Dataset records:
================================
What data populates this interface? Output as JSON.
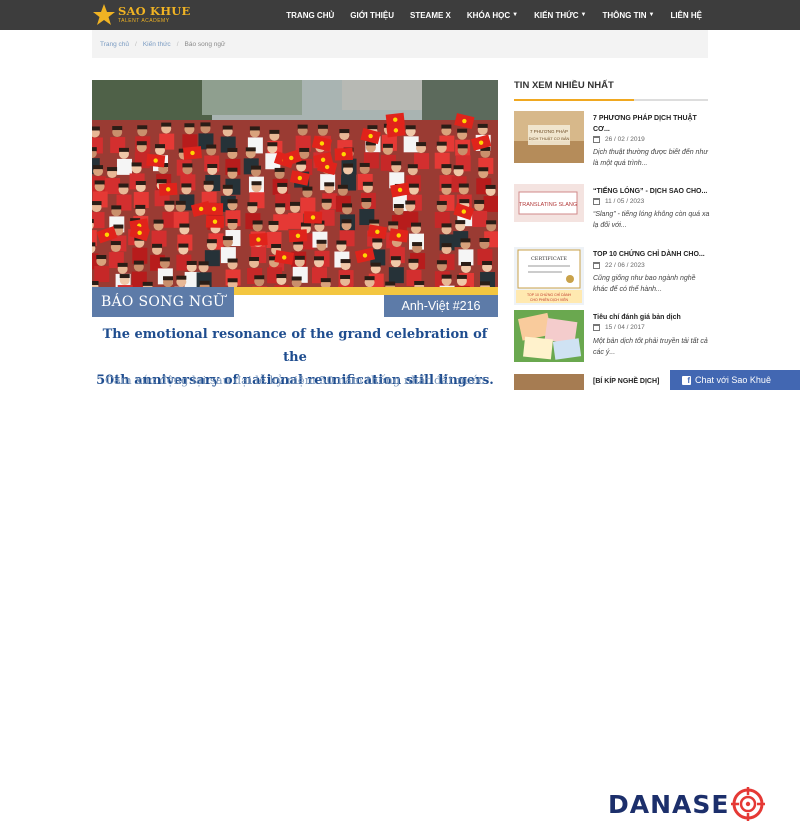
{
  "header": {
    "logo": {
      "main": "SAO KHUE",
      "sub": "TALENT ACADEMY",
      "icon": "star-icon"
    },
    "nav": [
      {
        "label": "TRANG CHỦ",
        "dropdown": false
      },
      {
        "label": "GIỚI THIỆU",
        "dropdown": false
      },
      {
        "label": "STEAME X",
        "dropdown": false
      },
      {
        "label": "KHÓA HỌC",
        "dropdown": true
      },
      {
        "label": "KIẾN THỨC",
        "dropdown": true
      },
      {
        "label": "THÔNG TIN",
        "dropdown": true
      },
      {
        "label": "LIÊN HỆ",
        "dropdown": false
      }
    ]
  },
  "breadcrumb": [
    "Trang chủ",
    "Kiến thức",
    "Báo song ngữ"
  ],
  "hero": {
    "label_left": "BÁO SONG NGỮ",
    "label_right": "Anh-Việt #216",
    "title_line1": "The emotional resonance of the grand celebration of the",
    "title_line2": "50th anniversary of national reunification still lingers.",
    "subtitle": "Cảm xúc động lại sau đại lễ kỷ niệm 50 năm thống nhất đất nước"
  },
  "sidebar": {
    "title": "TIN XEM NHIỀU NHẤT",
    "posts": [
      {
        "title": "7 PHƯƠNG PHÁP DỊCH THUẬT CƠ...",
        "date": "26 / 02 / 2019",
        "desc": "Dịch thuật thường được biết đến như là một quá trình...",
        "thumb_text": "7 PHƯƠNG PHÁP DỊCH THUẬT CƠ BẢN"
      },
      {
        "title": "“TIẾNG LÓNG” - DỊCH SAO CHO...",
        "date": "11 / 05 / 2023",
        "desc": "“Slang” - tiếng lóng không còn quá xa lạ đối với...",
        "thumb_text": "TRANSLATING SLANG"
      },
      {
        "title": "TOP 10 CHỨNG CHỈ DÀNH CHO...",
        "date": "22 / 06 / 2023",
        "desc": "Cũng giống như bao ngành nghề khác để có thể hành...",
        "thumb_text": "CERTIFICATE"
      },
      {
        "title": "Tiêu chí đánh giá bản dịch",
        "date": "15 / 04 / 2017",
        "desc": "Một bản dịch tốt phải truyền tải tất cả các ý...",
        "thumb_text": ""
      },
      {
        "title": "[BÍ KÍP NGHỀ DỊCH] Hướng dẫn",
        "date": "",
        "desc": "",
        "thumb_text": ""
      }
    ]
  },
  "chat": {
    "label": "Chat với Sao Khuê",
    "icon": "facebook-icon"
  },
  "watermark": {
    "text_a": "DANA",
    "text_b": "SE",
    "icon": "target-o-icon"
  },
  "colors": {
    "header_bg": "#3d3d3d",
    "accent_gold": "#f0b323",
    "label_blue": "#5d7ba8",
    "title_navy": "#1f4d8f",
    "chat_blue": "#4267b2"
  }
}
================================
### STATED GOAL
Omit every picture, then reproduce the rest of the listing exactly.

### ANSWER TO THE TASK
What data populates this interface? Output as JSON.
{
  "header": {
    "logo": {
      "main": "SAO KHUE",
      "sub": "TALENT ACADEMY",
      "icon": "star-icon"
    },
    "nav": [
      {
        "label": "TRANG CHỦ",
        "dropdown": false
      },
      {
        "label": "GIỚI THIỆU",
        "dropdown": false
      },
      {
        "label": "STEAME X",
        "dropdown": false
      },
      {
        "label": "KHÓA HỌC",
        "dropdown": true
      },
      {
        "label": "KIẾN THỨC",
        "dropdown": true
      },
      {
        "label": "THÔNG TIN",
        "dropdown": true
      },
      {
        "label": "LIÊN HỆ",
        "dropdown": false
      }
    ]
  },
  "breadcrumb": [
    "Trang chủ",
    "Kiến thức",
    "Báo song ngữ"
  ],
  "hero": {
    "label_left": "BÁO SONG NGỮ",
    "label_right": "Anh-Việt #216",
    "title_line1": "The emotional resonance of the grand celebration of the",
    "title_line2": "50th anniversary of national reunification still lingers.",
    "subtitle": "Cảm xúc động lại sau đại lễ kỷ niệm 50 năm thống nhất đất nước"
  },
  "sidebar": {
    "title": "TIN XEM NHIỀU NHẤT",
    "posts": [
      {
        "title": "7 PHƯƠNG PHÁP DỊCH THUẬT CƠ...",
        "date": "26 / 02 / 2019",
        "desc": "Dịch thuật thường được biết đến như là một quá trình...",
        "thumb_text": "7 PHƯƠNG PHÁP DỊCH THUẬT CƠ BẢN"
      },
      {
        "title": "“TIẾNG LÓNG” - DỊCH SAO CHO...",
        "date": "11 / 05 / 2023",
        "desc": "“Slang” - tiếng lóng không còn quá xa lạ đối với...",
        "thumb_text": "TRANSLATING SLANG"
      },
      {
        "title": "TOP 10 CHỨNG CHỈ DÀNH CHO...",
        "date": "22 / 06 / 2023",
        "desc": "Cũng giống như bao ngành nghề khác để có thể hành...",
        "thumb_text": "CERTIFICATE"
      },
      {
        "title": "Tiêu chí đánh giá bản dịch",
        "date": "15 / 04 / 2017",
        "desc": "Một bản dịch tốt phải truyền tải tất cả các ý...",
        "thumb_text": ""
      },
      {
        "title": "[BÍ KÍP NGHỀ DỊCH] Hướng dẫn",
        "date": "",
        "desc": "",
        "thumb_text": ""
      }
    ]
  },
  "chat": {
    "label": "Chat với Sao Khuê",
    "icon": "facebook-icon"
  },
  "watermark": {
    "text_a": "DANA",
    "text_b": "SE",
    "icon": "target-o-icon"
  },
  "colors": {
    "header_bg": "#3d3d3d",
    "accent_gold": "#f0b323",
    "label_blue": "#5d7ba8",
    "title_navy": "#1f4d8f",
    "chat_blue": "#4267b2"
  }
}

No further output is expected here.